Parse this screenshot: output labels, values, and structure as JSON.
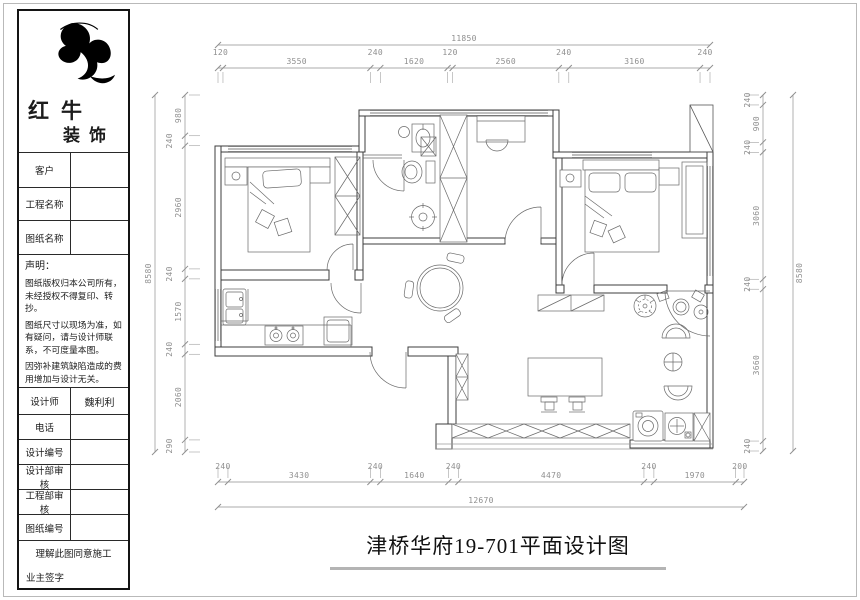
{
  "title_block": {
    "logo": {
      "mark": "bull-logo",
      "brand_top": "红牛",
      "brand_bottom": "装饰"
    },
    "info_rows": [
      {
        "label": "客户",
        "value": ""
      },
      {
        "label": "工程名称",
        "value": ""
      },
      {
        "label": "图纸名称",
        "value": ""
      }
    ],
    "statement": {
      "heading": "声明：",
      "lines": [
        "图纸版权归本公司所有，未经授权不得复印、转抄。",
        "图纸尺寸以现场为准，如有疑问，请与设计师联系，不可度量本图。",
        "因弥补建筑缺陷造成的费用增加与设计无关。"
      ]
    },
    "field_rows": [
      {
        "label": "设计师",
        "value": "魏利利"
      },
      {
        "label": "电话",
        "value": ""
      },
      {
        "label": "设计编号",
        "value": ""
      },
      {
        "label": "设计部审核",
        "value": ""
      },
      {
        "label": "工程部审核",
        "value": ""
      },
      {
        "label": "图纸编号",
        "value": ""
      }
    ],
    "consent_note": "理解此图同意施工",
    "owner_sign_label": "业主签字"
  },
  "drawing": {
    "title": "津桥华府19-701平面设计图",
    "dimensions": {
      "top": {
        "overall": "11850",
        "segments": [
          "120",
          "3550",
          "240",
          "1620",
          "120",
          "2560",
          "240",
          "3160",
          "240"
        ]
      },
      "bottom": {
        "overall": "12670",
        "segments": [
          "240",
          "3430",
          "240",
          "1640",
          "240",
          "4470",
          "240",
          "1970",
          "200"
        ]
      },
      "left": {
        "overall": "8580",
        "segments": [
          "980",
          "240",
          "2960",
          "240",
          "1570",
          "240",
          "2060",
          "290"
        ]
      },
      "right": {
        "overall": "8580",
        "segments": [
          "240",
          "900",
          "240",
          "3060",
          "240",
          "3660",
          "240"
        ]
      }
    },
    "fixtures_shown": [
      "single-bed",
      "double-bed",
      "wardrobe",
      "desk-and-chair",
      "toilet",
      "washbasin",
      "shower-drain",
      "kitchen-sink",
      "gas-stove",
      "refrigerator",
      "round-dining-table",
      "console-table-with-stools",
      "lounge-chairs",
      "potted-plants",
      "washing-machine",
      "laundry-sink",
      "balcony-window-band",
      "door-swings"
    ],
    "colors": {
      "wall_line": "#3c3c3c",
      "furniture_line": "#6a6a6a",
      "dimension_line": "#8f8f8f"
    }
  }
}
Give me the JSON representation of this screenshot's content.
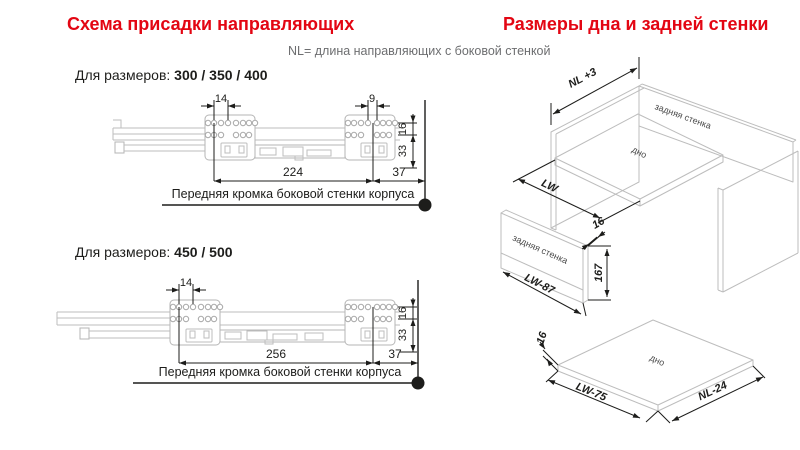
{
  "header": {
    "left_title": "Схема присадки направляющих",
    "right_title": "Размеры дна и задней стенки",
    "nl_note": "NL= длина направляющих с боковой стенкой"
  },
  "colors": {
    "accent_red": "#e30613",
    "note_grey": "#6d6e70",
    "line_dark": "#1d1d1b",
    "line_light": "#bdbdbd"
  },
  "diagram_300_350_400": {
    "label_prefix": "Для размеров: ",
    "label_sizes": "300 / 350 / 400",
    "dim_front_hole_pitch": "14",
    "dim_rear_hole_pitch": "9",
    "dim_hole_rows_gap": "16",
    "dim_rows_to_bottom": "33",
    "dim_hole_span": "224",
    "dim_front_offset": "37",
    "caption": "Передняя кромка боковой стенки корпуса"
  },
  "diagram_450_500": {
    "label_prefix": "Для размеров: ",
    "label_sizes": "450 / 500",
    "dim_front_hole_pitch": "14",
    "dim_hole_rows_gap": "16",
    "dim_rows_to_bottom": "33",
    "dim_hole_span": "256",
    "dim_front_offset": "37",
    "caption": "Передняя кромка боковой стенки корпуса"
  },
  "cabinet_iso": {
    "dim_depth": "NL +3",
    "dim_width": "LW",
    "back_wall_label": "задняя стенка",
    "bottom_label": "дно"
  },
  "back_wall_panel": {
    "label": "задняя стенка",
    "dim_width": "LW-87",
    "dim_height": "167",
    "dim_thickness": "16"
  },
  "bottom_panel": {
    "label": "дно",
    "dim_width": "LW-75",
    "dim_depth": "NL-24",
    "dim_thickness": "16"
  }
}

• • •

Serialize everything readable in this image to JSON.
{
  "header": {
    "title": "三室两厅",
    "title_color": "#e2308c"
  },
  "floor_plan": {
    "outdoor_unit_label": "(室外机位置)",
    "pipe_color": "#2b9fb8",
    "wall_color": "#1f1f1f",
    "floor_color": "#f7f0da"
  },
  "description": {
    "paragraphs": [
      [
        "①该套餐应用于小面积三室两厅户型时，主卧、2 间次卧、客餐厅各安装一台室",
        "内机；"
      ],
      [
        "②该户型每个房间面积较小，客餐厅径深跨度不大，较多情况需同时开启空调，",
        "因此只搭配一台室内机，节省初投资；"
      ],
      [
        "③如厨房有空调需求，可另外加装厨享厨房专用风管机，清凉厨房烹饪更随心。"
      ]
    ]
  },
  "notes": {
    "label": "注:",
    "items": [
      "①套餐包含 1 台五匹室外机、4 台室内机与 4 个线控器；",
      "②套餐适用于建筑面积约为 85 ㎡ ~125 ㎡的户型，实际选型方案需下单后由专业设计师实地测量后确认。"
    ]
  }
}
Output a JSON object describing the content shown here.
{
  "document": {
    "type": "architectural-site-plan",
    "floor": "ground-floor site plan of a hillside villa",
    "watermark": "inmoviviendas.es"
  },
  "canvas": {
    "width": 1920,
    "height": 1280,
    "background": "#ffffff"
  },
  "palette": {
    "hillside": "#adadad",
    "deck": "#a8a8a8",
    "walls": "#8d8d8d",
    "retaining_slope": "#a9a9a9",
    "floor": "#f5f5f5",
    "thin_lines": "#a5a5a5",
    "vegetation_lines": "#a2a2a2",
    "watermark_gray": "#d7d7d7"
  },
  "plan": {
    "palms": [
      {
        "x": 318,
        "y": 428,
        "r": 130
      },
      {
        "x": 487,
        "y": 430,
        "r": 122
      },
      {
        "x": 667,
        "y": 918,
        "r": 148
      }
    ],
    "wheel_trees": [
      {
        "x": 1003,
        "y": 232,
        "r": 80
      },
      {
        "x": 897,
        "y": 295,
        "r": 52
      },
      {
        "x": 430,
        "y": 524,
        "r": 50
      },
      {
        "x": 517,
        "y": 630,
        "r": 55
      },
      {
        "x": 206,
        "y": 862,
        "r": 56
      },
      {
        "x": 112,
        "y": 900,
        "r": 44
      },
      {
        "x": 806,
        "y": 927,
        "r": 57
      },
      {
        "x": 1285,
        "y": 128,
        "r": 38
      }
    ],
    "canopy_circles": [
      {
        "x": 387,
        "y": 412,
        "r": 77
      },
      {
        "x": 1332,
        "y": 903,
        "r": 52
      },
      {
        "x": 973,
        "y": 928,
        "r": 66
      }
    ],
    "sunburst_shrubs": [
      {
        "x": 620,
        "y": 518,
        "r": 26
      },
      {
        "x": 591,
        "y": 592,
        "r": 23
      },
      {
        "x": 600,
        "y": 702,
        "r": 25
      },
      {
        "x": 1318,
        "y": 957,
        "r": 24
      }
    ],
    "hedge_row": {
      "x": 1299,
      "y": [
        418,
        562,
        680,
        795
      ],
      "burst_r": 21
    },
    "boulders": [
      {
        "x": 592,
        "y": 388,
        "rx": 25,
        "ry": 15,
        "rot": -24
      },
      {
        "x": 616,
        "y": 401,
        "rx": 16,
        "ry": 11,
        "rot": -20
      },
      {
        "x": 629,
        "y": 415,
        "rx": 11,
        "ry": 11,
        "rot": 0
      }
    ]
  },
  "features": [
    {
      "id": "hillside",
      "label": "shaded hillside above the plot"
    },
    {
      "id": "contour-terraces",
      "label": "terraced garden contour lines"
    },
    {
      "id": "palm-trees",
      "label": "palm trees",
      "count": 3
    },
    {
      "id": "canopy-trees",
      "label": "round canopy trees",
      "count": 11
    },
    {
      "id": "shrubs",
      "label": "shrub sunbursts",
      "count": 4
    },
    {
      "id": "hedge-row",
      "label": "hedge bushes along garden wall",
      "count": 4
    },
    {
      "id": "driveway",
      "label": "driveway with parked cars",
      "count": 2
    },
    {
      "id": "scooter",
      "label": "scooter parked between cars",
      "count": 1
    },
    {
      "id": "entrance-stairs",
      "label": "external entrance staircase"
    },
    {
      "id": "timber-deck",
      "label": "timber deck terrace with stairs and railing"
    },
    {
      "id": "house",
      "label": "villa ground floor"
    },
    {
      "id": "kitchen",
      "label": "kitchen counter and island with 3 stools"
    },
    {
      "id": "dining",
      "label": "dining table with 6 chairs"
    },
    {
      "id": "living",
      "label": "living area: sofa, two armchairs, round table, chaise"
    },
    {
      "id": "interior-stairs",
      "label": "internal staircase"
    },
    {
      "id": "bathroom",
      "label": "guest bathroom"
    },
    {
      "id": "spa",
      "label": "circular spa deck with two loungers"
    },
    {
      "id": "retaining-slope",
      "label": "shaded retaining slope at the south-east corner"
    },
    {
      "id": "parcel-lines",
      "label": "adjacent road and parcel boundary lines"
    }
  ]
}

• • •

» Work to complete:
How many lines in the data contain the string "entrance"? Respond with the number only.

» Task response:
2